(Extracted data entries)
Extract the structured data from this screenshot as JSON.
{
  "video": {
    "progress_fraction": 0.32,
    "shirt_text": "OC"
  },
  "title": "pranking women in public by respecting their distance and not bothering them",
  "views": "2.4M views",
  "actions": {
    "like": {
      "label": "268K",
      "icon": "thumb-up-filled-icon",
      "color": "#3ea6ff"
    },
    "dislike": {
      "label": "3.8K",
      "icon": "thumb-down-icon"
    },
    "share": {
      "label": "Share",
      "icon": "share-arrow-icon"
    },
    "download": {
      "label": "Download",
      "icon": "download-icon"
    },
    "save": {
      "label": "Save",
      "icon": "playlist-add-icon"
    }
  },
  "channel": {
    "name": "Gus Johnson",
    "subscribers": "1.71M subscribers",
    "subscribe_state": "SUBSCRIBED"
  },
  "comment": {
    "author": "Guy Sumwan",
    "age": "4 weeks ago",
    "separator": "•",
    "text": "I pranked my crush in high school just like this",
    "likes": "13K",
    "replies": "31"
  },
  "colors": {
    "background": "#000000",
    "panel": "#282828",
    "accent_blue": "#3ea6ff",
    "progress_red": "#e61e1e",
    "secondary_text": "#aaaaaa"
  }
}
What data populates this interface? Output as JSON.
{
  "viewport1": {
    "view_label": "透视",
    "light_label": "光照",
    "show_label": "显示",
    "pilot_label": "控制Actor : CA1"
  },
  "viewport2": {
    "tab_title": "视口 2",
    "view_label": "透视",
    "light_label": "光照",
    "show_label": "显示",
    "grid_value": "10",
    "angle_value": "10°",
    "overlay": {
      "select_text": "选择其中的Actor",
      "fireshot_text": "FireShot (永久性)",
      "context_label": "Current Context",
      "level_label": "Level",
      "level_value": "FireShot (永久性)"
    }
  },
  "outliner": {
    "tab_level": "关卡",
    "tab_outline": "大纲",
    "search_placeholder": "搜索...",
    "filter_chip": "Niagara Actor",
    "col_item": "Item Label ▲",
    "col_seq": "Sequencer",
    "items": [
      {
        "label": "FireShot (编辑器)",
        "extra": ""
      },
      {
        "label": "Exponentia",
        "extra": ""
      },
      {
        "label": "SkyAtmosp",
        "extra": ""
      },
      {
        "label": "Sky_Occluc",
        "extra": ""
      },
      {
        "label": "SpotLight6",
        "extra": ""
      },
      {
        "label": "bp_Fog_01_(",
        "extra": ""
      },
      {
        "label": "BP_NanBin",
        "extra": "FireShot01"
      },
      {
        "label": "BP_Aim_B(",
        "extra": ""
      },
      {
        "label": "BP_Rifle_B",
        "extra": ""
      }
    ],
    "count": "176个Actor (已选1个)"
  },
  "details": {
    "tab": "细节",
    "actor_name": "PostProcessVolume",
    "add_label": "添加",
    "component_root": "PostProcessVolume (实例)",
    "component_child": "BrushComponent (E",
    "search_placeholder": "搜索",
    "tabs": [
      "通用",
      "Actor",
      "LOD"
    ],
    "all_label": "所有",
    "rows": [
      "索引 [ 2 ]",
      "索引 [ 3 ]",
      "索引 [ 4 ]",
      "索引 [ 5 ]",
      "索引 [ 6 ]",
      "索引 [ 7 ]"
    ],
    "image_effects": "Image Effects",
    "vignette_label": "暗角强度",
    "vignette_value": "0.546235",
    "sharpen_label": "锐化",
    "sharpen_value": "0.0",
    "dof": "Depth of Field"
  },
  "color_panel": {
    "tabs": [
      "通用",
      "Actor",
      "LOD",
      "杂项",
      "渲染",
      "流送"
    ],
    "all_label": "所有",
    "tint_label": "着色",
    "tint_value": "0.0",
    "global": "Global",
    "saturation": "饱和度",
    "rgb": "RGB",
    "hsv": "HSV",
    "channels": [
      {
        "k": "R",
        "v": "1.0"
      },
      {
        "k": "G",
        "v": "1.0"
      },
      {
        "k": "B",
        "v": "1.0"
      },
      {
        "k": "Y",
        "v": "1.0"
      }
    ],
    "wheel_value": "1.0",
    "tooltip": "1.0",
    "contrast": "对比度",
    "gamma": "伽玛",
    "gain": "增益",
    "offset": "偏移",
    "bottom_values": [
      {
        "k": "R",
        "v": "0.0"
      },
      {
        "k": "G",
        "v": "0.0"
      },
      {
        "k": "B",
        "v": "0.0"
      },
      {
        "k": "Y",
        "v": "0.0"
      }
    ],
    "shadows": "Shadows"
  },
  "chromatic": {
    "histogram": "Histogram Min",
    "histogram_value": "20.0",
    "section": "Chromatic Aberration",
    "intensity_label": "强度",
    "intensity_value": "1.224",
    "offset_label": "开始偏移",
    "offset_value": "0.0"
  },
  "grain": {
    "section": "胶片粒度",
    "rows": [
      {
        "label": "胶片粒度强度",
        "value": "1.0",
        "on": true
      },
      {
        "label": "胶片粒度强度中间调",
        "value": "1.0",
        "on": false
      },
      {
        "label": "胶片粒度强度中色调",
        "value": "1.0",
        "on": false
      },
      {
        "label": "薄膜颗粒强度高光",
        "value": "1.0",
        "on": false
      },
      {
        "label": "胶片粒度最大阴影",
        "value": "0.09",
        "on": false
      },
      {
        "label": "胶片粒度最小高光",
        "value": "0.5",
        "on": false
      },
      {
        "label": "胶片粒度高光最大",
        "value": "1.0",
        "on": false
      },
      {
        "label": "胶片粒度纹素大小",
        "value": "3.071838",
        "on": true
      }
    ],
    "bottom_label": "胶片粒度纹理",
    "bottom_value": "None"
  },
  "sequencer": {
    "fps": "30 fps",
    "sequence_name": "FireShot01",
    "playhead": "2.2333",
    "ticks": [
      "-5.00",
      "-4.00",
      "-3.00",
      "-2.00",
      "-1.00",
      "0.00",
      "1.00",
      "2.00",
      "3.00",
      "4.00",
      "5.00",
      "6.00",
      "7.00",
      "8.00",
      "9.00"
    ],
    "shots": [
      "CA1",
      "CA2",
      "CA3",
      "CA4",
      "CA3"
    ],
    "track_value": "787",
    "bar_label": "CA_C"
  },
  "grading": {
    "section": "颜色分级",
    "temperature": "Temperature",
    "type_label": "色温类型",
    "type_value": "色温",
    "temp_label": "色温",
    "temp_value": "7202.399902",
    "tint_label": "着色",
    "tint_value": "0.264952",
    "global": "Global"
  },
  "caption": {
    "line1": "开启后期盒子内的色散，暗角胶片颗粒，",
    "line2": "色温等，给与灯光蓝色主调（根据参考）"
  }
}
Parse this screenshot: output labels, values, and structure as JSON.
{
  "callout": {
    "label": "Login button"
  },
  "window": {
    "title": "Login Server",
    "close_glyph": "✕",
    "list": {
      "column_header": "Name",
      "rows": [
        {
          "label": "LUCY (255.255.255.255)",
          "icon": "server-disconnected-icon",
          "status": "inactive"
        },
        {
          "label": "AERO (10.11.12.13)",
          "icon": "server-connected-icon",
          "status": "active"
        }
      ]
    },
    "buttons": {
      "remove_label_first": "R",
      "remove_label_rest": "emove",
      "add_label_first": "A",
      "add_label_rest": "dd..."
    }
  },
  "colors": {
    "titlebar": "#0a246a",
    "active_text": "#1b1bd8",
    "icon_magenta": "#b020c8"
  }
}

(REQUIRED TASK)
Count how many lines of the material hold the string "section". Give the number and nothing more.

(ANSWER TO THE PROBLEM)
3